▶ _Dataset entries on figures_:
+++

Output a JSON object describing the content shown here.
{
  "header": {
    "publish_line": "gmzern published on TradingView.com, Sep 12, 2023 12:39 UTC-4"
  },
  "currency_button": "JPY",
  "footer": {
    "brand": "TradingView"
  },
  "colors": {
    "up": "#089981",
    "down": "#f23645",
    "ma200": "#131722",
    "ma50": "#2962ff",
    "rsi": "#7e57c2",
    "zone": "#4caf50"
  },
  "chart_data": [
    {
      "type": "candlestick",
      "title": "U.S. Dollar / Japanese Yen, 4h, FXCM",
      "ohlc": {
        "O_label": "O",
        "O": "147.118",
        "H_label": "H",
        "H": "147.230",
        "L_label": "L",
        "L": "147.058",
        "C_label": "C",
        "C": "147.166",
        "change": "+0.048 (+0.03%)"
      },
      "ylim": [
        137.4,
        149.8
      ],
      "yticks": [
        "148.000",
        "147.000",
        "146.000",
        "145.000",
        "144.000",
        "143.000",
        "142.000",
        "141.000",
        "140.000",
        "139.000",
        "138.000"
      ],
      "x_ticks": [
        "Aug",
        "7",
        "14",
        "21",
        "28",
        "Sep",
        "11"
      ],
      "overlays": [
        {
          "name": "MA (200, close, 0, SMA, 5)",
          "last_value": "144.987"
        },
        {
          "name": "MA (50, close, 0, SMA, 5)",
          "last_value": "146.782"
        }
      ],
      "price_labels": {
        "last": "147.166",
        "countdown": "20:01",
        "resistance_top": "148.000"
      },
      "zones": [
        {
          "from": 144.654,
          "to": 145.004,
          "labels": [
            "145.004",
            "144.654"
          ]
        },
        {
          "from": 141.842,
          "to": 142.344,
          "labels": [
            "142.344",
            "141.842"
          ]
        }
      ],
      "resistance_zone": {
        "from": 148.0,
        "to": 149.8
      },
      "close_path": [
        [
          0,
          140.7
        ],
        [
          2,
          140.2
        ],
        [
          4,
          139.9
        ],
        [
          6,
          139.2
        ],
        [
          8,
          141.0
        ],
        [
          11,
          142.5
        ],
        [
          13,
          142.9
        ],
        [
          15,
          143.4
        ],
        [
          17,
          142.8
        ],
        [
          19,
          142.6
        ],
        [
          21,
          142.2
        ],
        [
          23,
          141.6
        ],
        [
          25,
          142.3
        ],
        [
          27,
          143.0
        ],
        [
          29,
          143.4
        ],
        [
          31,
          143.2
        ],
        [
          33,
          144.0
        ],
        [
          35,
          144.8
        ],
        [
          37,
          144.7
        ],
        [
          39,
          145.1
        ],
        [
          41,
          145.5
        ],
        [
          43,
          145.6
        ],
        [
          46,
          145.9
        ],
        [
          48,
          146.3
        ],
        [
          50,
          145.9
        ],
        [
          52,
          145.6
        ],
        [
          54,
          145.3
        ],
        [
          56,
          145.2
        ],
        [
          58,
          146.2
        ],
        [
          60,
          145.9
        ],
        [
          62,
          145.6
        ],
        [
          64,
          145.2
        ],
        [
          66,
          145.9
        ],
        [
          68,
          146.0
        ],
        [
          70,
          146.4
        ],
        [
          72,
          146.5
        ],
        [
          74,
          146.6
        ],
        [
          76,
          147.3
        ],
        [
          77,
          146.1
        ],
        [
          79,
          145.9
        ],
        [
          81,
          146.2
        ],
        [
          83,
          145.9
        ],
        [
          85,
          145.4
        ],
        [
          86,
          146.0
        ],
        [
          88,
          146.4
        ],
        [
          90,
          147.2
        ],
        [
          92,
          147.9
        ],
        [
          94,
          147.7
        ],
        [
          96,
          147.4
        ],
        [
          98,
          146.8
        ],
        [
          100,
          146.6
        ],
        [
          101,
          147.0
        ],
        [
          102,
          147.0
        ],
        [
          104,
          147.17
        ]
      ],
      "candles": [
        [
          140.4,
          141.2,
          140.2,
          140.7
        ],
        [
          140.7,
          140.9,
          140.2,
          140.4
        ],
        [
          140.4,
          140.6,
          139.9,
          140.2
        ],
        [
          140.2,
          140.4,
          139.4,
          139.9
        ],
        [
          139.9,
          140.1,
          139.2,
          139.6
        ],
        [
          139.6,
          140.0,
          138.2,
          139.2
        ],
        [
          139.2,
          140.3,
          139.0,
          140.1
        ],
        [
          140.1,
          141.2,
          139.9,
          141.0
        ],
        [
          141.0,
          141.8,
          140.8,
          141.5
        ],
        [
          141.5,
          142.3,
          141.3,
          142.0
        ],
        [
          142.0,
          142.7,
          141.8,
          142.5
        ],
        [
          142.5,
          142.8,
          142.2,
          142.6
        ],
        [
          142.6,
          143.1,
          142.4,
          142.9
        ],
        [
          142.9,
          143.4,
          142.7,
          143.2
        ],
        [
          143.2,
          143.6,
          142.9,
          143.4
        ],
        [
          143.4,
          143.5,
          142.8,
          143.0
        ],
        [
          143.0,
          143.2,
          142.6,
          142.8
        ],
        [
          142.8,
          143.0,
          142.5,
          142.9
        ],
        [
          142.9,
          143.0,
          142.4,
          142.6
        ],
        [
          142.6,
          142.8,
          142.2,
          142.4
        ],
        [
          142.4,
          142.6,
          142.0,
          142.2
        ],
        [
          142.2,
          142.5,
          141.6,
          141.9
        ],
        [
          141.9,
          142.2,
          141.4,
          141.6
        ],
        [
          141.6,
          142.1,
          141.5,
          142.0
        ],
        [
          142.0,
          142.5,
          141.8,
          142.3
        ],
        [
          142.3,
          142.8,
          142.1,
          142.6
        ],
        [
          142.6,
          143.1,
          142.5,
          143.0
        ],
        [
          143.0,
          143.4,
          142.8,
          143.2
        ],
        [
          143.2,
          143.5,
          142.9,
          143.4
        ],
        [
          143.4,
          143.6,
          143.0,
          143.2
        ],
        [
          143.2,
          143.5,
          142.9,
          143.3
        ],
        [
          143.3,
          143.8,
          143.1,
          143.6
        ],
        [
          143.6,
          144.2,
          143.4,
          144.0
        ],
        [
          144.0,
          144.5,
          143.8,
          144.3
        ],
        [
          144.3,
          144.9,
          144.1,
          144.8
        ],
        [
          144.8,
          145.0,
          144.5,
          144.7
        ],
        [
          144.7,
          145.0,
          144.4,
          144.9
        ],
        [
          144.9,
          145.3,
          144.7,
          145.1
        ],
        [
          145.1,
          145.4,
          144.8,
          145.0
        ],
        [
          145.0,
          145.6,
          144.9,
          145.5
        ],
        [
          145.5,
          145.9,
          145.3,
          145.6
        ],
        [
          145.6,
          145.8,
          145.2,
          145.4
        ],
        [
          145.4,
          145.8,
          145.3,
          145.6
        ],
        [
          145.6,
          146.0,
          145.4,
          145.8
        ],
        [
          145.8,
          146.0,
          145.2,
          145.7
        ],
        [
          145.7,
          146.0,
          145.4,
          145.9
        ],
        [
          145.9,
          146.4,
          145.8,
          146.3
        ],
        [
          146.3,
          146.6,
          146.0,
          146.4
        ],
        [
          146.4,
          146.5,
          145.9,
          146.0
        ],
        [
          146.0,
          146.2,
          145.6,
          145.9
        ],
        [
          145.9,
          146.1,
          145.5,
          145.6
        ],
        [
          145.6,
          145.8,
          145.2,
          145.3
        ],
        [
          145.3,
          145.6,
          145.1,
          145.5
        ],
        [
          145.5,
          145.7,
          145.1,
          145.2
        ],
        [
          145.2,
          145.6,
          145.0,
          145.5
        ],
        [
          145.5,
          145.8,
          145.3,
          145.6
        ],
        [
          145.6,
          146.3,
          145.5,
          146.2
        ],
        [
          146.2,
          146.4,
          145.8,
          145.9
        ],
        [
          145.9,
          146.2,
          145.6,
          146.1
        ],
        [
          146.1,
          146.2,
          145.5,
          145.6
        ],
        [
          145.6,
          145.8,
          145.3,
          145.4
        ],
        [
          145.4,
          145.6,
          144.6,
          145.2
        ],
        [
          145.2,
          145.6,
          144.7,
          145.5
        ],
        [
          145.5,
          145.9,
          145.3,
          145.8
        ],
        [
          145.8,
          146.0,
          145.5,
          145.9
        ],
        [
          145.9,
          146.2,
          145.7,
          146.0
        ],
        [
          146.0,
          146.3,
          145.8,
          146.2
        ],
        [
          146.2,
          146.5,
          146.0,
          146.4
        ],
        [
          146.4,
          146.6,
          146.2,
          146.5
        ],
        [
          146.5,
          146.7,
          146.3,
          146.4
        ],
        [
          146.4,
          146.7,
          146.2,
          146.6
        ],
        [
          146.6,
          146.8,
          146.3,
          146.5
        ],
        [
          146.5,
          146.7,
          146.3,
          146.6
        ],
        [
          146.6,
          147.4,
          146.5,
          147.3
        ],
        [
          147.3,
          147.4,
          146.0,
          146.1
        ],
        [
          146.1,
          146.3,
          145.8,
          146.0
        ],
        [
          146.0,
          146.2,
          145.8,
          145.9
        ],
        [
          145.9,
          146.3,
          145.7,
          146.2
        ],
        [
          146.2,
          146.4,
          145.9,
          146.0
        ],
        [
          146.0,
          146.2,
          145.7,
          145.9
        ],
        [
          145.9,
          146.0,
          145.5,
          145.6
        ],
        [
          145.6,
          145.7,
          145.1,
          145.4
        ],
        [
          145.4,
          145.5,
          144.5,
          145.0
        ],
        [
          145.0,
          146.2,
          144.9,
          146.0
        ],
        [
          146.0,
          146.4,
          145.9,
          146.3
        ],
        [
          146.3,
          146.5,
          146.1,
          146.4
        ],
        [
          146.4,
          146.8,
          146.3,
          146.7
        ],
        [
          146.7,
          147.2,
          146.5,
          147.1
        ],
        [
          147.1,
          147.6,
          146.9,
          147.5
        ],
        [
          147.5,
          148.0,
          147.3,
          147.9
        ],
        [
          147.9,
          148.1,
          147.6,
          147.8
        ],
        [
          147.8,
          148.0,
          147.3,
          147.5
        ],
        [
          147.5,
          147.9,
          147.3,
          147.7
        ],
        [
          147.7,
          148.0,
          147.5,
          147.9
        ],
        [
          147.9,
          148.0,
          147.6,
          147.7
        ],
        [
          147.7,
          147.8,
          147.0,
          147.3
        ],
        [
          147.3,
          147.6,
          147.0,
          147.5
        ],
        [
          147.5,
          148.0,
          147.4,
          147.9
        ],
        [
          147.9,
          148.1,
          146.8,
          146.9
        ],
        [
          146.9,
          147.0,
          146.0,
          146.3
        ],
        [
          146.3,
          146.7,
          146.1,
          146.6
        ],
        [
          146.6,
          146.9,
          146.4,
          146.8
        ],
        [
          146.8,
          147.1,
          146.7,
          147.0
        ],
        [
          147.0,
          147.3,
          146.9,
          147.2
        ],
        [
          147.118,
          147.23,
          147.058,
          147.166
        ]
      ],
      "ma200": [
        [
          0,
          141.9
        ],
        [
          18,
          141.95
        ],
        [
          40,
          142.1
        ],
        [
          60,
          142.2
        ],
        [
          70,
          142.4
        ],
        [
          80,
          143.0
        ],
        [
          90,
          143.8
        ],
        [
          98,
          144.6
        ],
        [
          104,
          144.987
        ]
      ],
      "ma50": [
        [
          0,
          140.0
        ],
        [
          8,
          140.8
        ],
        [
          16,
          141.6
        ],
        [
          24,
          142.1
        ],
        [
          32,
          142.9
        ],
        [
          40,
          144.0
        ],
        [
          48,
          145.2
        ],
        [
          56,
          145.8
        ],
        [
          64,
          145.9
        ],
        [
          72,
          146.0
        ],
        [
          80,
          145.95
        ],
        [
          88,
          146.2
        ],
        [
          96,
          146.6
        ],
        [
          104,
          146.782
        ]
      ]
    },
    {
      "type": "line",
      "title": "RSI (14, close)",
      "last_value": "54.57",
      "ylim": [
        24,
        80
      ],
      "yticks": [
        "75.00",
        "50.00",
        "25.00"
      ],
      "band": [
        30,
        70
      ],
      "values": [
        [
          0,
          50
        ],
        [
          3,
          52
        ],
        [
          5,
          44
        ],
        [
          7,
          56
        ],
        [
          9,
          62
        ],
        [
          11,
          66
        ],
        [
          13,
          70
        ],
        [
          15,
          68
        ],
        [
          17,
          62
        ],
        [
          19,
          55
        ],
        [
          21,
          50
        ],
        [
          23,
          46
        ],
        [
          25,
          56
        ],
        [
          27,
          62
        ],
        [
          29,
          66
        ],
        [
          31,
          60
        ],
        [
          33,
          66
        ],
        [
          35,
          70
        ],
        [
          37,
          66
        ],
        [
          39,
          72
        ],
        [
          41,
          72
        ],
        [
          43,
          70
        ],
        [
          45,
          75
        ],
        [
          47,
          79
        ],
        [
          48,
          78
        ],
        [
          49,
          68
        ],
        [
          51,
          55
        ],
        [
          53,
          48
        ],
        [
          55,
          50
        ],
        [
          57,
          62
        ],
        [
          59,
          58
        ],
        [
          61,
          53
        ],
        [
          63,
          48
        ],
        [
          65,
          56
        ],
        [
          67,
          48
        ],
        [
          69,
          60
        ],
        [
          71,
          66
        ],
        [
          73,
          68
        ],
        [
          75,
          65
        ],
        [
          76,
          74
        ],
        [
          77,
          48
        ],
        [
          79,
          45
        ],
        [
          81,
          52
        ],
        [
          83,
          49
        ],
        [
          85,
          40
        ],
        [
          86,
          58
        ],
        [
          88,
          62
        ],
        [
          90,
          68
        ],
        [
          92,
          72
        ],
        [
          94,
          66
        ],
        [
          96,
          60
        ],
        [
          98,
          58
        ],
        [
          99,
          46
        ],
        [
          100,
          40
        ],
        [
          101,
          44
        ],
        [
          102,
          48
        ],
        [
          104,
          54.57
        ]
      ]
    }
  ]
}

+++

Track down the lines that include the word "title" and copy them.

      "title": "U.S. Dollar / Japanese Yen, 4h, FXCM",
      "title": "RSI (14, close)",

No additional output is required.